+++ Metin Parçası +++

Gezide ağaç, böcek ve çiçek gibi kulağa hoş gelen sözlerle gündeme taşıyıp, işin arkasında olanlar 15 Temmuz girişimini hazırladı.
Şimdi Kanal İstanbul’u Montrö bahanesiyle bir operasyonun başlangıcı olarak algılayabiliriz. 
Kanal İstanbul 10 yıldan bu yana tartışılıyor. 
Neden şimdi? 
Bugün ülkemiz emperyalistlerin kuşatması altına alınmak istenirken,
Yeniden oluşan dünya düzeni içinde ülkemizin yer almaya başladığı süreçte,
Gece yarısı ansızın muhtıra kimin planı!
15 Temmuz hain darbe ve işgal girişiminin hâlâ ülkede sıcaklığını koruduğu bir ortamda… 
104 emekli amiralin, gece yarısı bildiri yayımlaması… 
Bildirinin içeriği de yayımlanma biçimi de dili de ruhu da açık seçik bildiğimiz geçmişin vesayetçi kafasının ürünü.
104 generali bir araya getiren iç ve dış güçler başta ABD olmak üzere mavi vatan karşıtları olabilir kaygısı milletin hafızasına yerleşti.
Türkiye, mavi vatan sınırlarının çizmeye, milli kaynaklarımıza sahip çıkmaya çalışıyorken,
Denizcilikte tarihinin en milli dönemini yaşıyorken,
Deniz Kuvvetleri’ndeki Fetullahçı terör örgütünün oluşturduğu tahribatları onarmaya gayret ederken, 
Bir yandan içerdeki kriptolarla mücadele ederken, 
Bir yandan da donanmanın ihtiyaçlarını yerli ve milli olarak üretmenin gayreti içindeyken, 
Bildiri yayımlamak size ve ülkeye ne fayda sağlar, kimin hesabına yaparsınız!
Türk Silahlı Kuvvetleri; Kara, Hava, Deniz her alanda büyük güç kazanıp başarılara imza attı.

+++

● **Yönergeler**
(a) Kanal İstanbul yazısına göre şu soruları yanıtlayın:
(i) Kanal İstanbul kaç yıldan bu yana tartışılıyor?
(ii) Emekli amirallerin bildirisi günün hangi saatinde yayımlandı?
(iii) Türk Silahlı Kuvvetleri hangi alanlarda büyük güç kazandı?
(b) Kanal İstanbul yazısından "Gezide ağaç, böcek" ifadesiyle başlayıp "milletin hafızasına yerleşti." ifadesiyle biten bölümü aynen çıkarın.
(c) Kanal İstanbul yazısının devamını, metnin bittiği yerden itibaren yazın.
Ardından gelen verilerin Kanal İstanbul yazısıyla bir ilgisi yoktur.

+++ Sağlanan Veriler +++

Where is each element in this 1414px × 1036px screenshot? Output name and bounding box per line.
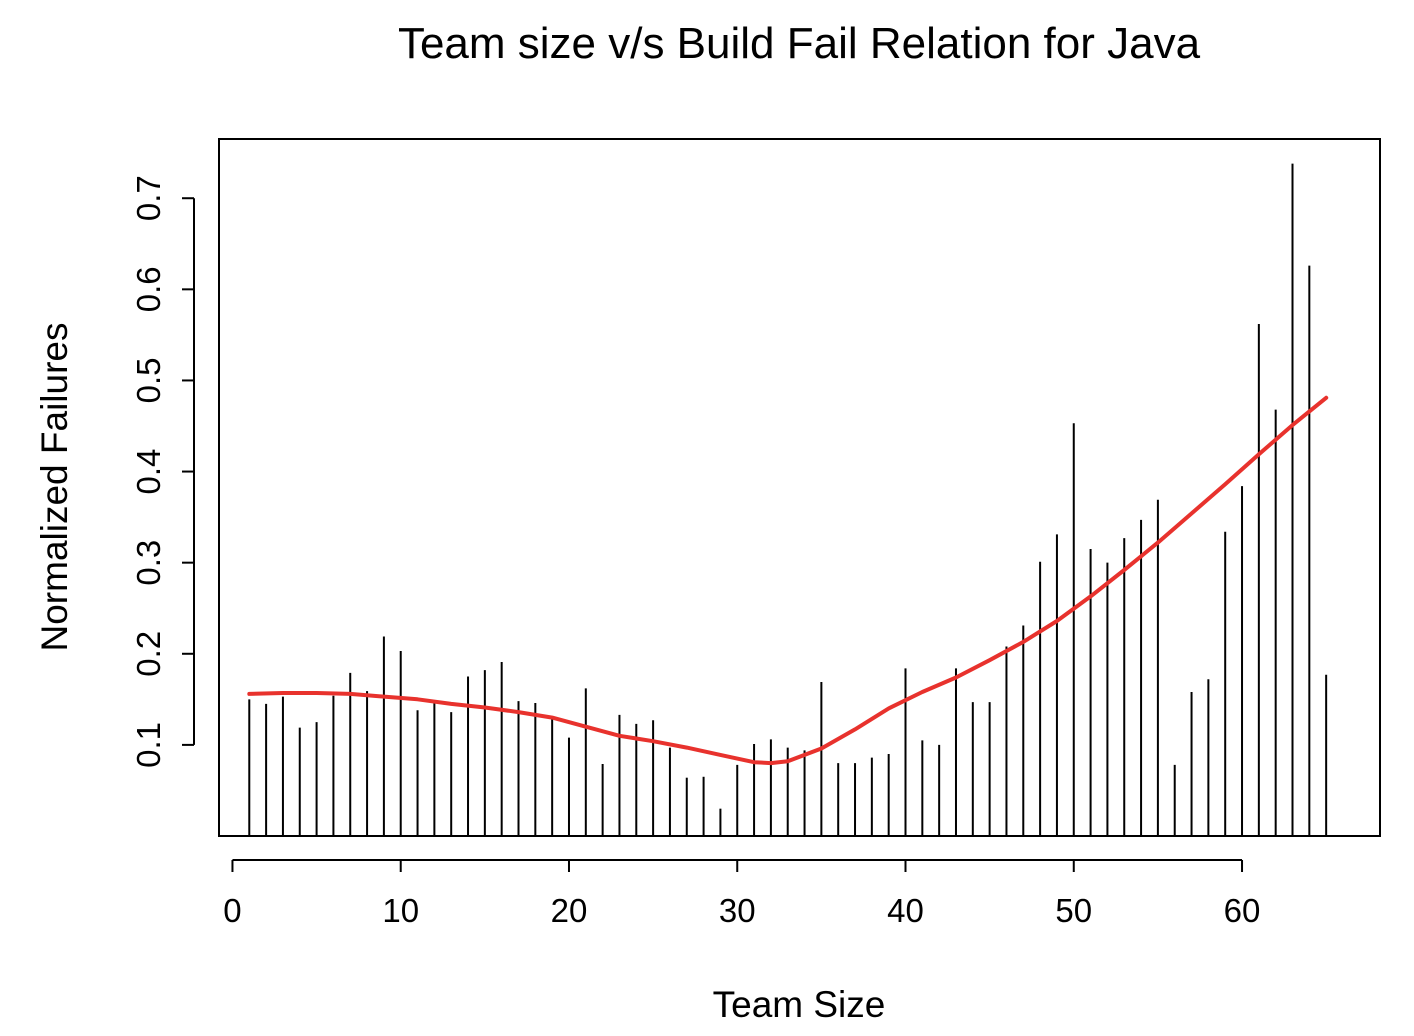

+++

● **Görevlere Göre Yanıtlar**
(a)
(i) 10 yıldan bu yana.
(ii) Gece yarısı.
(iii) Kara, Hava ve Deniz alanlarında.

(b)
Gezide ağaç, böcek ve çiçek gibi kulağa hoş gelen sözlerle gündeme taşıyıp, işin arkasında olanlar 15 Temmuz girişimini hazırladı.
Şimdi Kanal İstanbul’u Montrö bahanesiyle bir operasyonun başlangıcı olarak algılayabiliriz. 
Kanal İstanbul 10 yıldan bu yana tartışılıyor. 
Neden şimdi? 
Bugün ülkemiz emperyalistlerin kuşatması altına alınmak istenirken,
Yeniden oluşan dünya düzeni içinde ülkemizin yer almaya başladığı süreçte,
Gece yarısı ansızın muhtıra kimin planı!
15 Temmuz hain darbe ve işgal girişiminin hâlâ ülkede sıcaklığını koruduğu bir ortamda… 
104 emekli amiralin, gece yarısı bildiri yayımlaması… 
Bildirinin içeriği de yayımlanma biçimi de dili de ruhu da açık seçik bildiğimiz geçmişin vesayetçi kafasının ürünü.
104 generali bir araya getiren iç ve dış güçler başta ABD olmak üzere mavi vatan karşıtları olabilir kaygısı milletin hafızasına yerleşti.

(c)
TSK, Libya’da Azerbaycan’da Suriye’de ve Irak’ta emperyalistler adına vekâlet savaşı veren terör örgütlerine karşı amansız mücadele verdi. 
Ülkesinin bekası için şerefiyle mücadele vermeye devam ederken,
Amiraller, Türkiye’yi yeniden ABD himayesine vermek, 
Yeniden AB denetimine hapsetmek, 
Dünya yeniden kurulurken Türkiye’yi bütün oyunların dışında tutmak, 
Yeryüzünün güç ve kaynakları yeniden paylaşılırken,
Bizi bir kez daha içeride ve dışarıda hapsetmek için harekete geçtikleri bu zamansız ve yersiz bildiriden anlaşılıyor. 
Generaller vesayet altında kalın, 
Asla kendi başınıza hareket etmeyin, 
Kendi iradenizle bir iş yapmayın, 
ABD ve Avrupa başkentlerinden gelecek talimatlara aynen uyun istiyor!
Bildiri metodu darbecilerin işidir. 
Darbe dönemlerini hatırlatmaktadır.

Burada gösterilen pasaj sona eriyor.